--- Material provided ---

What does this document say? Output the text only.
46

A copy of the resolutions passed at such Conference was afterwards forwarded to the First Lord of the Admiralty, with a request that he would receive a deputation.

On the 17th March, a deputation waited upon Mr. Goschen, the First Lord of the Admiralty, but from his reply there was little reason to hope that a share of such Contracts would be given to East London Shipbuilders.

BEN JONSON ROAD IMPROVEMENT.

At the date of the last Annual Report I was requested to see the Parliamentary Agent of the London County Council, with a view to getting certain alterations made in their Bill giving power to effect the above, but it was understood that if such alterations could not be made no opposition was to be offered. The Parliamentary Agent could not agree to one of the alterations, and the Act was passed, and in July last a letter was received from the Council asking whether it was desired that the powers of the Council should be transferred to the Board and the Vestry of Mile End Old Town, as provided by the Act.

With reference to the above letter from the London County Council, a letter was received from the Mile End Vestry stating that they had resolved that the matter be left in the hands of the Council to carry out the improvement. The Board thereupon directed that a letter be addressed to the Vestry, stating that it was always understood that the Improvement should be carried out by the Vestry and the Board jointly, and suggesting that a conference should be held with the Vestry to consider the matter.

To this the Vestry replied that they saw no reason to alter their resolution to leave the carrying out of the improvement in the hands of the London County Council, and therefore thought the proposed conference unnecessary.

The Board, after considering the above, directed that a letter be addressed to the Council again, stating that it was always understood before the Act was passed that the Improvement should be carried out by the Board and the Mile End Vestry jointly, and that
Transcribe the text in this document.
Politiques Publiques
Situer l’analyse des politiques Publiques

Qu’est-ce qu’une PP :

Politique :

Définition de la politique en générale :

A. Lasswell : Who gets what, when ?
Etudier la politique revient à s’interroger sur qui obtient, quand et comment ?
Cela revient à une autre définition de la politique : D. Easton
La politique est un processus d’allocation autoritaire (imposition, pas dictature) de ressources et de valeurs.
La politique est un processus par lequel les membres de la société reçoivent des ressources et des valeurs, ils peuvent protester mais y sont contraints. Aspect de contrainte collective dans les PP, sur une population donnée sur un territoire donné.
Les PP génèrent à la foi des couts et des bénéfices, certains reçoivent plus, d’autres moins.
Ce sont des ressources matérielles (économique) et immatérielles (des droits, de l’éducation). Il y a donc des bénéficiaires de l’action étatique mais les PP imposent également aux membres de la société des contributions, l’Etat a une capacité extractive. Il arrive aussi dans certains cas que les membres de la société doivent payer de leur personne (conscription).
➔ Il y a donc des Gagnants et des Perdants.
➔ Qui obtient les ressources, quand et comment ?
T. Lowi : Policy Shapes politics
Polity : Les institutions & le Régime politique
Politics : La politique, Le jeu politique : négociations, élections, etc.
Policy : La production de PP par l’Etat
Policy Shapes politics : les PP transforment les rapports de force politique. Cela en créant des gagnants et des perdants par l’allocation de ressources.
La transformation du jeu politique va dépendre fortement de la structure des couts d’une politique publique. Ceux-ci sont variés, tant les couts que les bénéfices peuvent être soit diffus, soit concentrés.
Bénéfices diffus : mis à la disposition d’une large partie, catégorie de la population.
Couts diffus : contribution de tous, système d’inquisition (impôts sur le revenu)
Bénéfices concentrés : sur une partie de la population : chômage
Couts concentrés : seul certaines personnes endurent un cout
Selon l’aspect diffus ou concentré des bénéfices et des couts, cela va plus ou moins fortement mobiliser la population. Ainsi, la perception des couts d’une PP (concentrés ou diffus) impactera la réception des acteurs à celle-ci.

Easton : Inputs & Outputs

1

---
--- Material provided ---

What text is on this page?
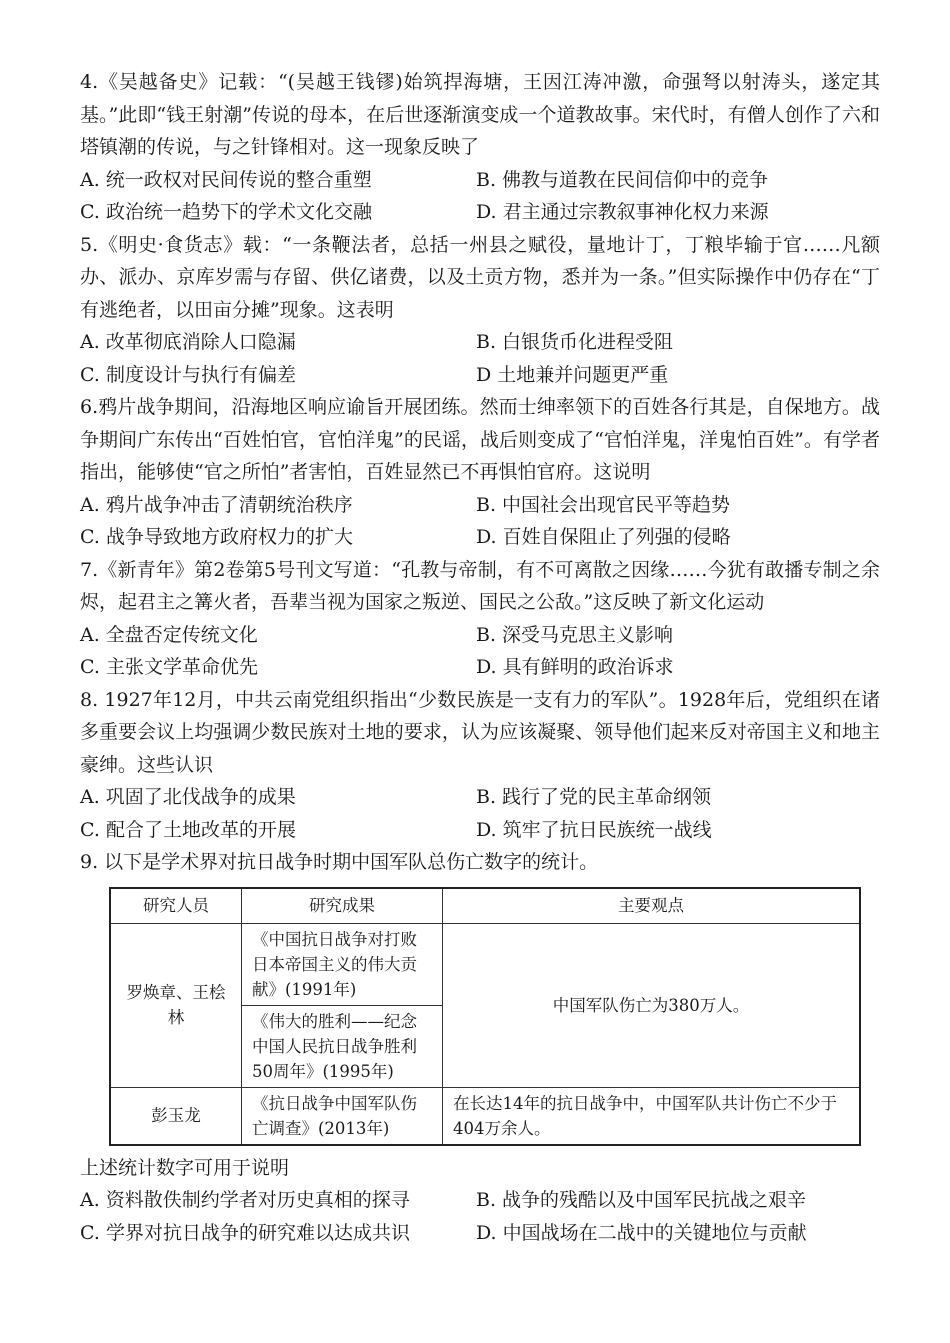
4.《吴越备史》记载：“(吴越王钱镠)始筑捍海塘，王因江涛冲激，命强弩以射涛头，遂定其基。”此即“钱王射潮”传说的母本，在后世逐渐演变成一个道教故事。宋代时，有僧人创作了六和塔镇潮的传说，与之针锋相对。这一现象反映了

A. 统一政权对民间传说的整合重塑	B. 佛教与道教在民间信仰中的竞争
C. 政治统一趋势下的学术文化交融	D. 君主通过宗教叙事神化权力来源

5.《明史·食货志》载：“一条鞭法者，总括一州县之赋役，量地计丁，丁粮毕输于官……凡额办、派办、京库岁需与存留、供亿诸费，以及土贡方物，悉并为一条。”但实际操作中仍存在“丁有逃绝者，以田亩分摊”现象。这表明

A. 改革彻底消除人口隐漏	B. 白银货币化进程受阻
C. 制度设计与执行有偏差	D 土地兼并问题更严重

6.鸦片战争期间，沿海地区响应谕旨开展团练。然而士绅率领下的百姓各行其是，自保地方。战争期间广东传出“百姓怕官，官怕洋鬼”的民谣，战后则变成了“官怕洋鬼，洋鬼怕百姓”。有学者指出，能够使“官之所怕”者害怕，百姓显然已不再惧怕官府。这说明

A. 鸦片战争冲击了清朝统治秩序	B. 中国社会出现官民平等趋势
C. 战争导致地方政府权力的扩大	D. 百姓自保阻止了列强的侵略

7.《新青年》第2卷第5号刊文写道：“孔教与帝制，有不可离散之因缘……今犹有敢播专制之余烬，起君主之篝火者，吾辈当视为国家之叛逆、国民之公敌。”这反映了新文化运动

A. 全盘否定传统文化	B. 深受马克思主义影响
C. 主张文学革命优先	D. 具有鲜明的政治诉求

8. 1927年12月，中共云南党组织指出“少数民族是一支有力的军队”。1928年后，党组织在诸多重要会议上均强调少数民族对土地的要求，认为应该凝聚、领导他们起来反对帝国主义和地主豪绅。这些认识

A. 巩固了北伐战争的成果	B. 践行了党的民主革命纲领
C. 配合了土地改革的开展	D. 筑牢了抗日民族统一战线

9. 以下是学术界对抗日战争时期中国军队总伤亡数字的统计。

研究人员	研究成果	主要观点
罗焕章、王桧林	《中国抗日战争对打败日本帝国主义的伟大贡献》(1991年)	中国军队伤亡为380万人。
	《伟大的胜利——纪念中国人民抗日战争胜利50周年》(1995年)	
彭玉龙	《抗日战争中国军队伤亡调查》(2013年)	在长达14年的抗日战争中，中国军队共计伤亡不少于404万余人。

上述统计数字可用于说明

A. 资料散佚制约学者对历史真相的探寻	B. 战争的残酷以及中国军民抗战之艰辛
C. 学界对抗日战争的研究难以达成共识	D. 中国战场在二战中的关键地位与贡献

---

Your task: Scan the material line by line and report each one that contains "partie".

Expected answer:
Bénéfices diffus : mis à la disposition d’une large partie, catégorie de la population.
Bénéfices concentrés : sur une partie de la population : chômage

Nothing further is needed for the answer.